## Data entries
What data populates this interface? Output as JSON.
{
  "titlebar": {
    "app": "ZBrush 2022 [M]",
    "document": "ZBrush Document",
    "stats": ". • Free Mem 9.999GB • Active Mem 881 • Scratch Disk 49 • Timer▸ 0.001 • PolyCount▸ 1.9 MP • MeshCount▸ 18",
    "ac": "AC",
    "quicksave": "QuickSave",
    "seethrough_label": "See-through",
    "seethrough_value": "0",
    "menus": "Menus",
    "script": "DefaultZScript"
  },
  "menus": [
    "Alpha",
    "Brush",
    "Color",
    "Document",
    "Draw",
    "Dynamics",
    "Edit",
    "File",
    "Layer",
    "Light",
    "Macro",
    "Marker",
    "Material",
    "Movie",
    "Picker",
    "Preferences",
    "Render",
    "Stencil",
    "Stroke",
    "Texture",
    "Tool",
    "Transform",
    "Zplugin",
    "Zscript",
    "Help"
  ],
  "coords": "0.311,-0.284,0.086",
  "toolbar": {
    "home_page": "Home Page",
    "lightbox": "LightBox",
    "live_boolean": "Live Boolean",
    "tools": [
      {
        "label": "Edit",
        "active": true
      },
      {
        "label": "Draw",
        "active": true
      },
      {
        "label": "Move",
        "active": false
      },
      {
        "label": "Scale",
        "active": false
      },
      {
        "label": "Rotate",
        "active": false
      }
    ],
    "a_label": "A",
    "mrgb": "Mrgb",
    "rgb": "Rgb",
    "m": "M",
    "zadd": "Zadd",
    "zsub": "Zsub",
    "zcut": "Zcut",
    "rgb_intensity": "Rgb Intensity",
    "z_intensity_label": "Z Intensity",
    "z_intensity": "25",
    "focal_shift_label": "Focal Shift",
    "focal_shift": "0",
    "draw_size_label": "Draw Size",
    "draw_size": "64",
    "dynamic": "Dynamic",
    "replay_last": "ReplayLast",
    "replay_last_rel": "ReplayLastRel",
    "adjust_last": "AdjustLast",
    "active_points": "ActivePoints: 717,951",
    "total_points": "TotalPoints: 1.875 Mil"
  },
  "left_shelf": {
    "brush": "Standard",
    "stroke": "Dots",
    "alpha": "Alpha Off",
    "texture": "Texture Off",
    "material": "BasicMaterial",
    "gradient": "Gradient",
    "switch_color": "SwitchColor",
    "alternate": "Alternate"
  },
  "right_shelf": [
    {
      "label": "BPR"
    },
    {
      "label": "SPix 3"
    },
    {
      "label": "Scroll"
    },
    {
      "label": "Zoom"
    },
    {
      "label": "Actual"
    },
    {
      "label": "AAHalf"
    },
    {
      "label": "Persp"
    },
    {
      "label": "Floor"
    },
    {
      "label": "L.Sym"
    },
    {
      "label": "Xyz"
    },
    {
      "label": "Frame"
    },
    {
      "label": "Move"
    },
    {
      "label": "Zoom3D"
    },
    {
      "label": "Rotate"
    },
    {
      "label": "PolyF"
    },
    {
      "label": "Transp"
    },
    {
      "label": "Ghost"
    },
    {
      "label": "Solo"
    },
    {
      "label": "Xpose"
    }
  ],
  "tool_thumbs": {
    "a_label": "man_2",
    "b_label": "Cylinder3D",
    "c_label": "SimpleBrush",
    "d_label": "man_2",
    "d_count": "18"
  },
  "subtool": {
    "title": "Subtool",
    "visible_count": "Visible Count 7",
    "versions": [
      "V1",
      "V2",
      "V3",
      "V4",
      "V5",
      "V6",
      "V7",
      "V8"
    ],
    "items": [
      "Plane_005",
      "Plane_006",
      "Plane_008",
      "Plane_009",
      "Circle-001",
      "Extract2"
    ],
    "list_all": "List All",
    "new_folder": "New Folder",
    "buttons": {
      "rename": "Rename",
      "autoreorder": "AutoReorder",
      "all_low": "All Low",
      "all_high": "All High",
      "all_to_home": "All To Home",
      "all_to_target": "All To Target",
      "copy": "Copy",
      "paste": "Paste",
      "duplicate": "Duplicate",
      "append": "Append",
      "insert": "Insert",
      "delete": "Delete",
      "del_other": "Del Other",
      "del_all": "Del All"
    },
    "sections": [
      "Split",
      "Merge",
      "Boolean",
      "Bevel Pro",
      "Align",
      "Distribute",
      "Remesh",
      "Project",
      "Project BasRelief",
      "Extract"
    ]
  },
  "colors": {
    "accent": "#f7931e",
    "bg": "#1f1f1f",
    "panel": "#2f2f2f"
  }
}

## Problem statement
Using the exact wording, write out all of the records.

## Task response
What data populates this interface? Output as JSON.
{
  "titlebar": {
    "app": "ZBrush 2022 [M]",
    "document": "ZBrush Document",
    "stats": ". • Free Mem 9.999GB • Active Mem 881 • Scratch Disk 49 • Timer▸ 0.001 • PolyCount▸ 1.9 MP • MeshCount▸ 18",
    "ac": "AC",
    "quicksave": "QuickSave",
    "seethrough_label": "See-through",
    "seethrough_value": "0",
    "menus": "Menus",
    "script": "DefaultZScript"
  },
  "menus": [
    "Alpha",
    "Brush",
    "Color",
    "Document",
    "Draw",
    "Dynamics",
    "Edit",
    "File",
    "Layer",
    "Light",
    "Macro",
    "Marker",
    "Material",
    "Movie",
    "Picker",
    "Preferences",
    "Render",
    "Stencil",
    "Stroke",
    "Texture",
    "Tool",
    "Transform",
    "Zplugin",
    "Zscript",
    "Help"
  ],
  "coords": "0.311,-0.284,0.086",
  "toolbar": {
    "home_page": "Home Page",
    "lightbox": "LightBox",
    "live_boolean": "Live Boolean",
    "tools": [
      {
        "label": "Edit",
        "active": true
      },
      {
        "label": "Draw",
        "active": true
      },
      {
        "label": "Move",
        "active": false
      },
      {
        "label": "Scale",
        "active": false
      },
      {
        "label": "Rotate",
        "active": false
      }
    ],
    "a_label": "A",
    "mrgb": "Mrgb",
    "rgb": "Rgb",
    "m": "M",
    "zadd": "Zadd",
    "zsub": "Zsub",
    "zcut": "Zcut",
    "rgb_intensity": "Rgb Intensity",
    "z_intensity_label": "Z Intensity",
    "z_intensity": "25",
    "focal_shift_label": "Focal Shift",
    "focal_shift": "0",
    "draw_size_label": "Draw Size",
    "draw_size": "64",
    "dynamic": "Dynamic",
    "replay_last": "ReplayLast",
    "replay_last_rel": "ReplayLastRel",
    "adjust_last": "AdjustLast",
    "active_points": "ActivePoints: 717,951",
    "total_points": "TotalPoints: 1.875 Mil"
  },
  "left_shelf": {
    "brush": "Standard",
    "stroke": "Dots",
    "alpha": "Alpha Off",
    "texture": "Texture Off",
    "material": "BasicMaterial",
    "gradient": "Gradient",
    "switch_color": "SwitchColor",
    "alternate": "Alternate"
  },
  "right_shelf": [
    {
      "label": "BPR"
    },
    {
      "label": "SPix 3"
    },
    {
      "label": "Scroll"
    },
    {
      "label": "Zoom"
    },
    {
      "label": "Actual"
    },
    {
      "label": "AAHalf"
    },
    {
      "label": "Persp"
    },
    {
      "label": "Floor"
    },
    {
      "label": "L.Sym"
    },
    {
      "label": "Xyz"
    },
    {
      "label": "Frame"
    },
    {
      "label": "Move"
    },
    {
      "label": "Zoom3D"
    },
    {
      "label": "Rotate"
    },
    {
      "label": "PolyF"
    },
    {
      "label": "Transp"
    },
    {
      "label": "Ghost"
    },
    {
      "label": "Solo"
    },
    {
      "label": "Xpose"
    }
  ],
  "tool_thumbs": {
    "a_label": "man_2",
    "b_label": "Cylinder3D",
    "c_label": "SimpleBrush",
    "d_label": "man_2",
    "d_count": "18"
  },
  "subtool": {
    "title": "Subtool",
    "visible_count": "Visible Count 7",
    "versions": [
      "V1",
      "V2",
      "V3",
      "V4",
      "V5",
      "V6",
      "V7",
      "V8"
    ],
    "items": [
      "Plane_005",
      "Plane_006",
      "Plane_008",
      "Plane_009",
      "Circle-001",
      "Extract2"
    ],
    "list_all": "List All",
    "new_folder": "New Folder",
    "buttons": {
      "rename": "Rename",
      "autoreorder": "AutoReorder",
      "all_low": "All Low",
      "all_high": "All High",
      "all_to_home": "All To Home",
      "all_to_target": "All To Target",
      "copy": "Copy",
      "paste": "Paste",
      "duplicate": "Duplicate",
      "append": "Append",
      "insert": "Insert",
      "delete": "Delete",
      "del_other": "Del Other",
      "del_all": "Del All"
    },
    "sections": [
      "Split",
      "Merge",
      "Boolean",
      "Bevel Pro",
      "Align",
      "Distribute",
      "Remesh",
      "Project",
      "Project BasRelief",
      "Extract"
    ]
  },
  "colors": {
    "accent": "#f7931e",
    "bg": "#1f1f1f",
    "panel": "#2f2f2f"
  }
}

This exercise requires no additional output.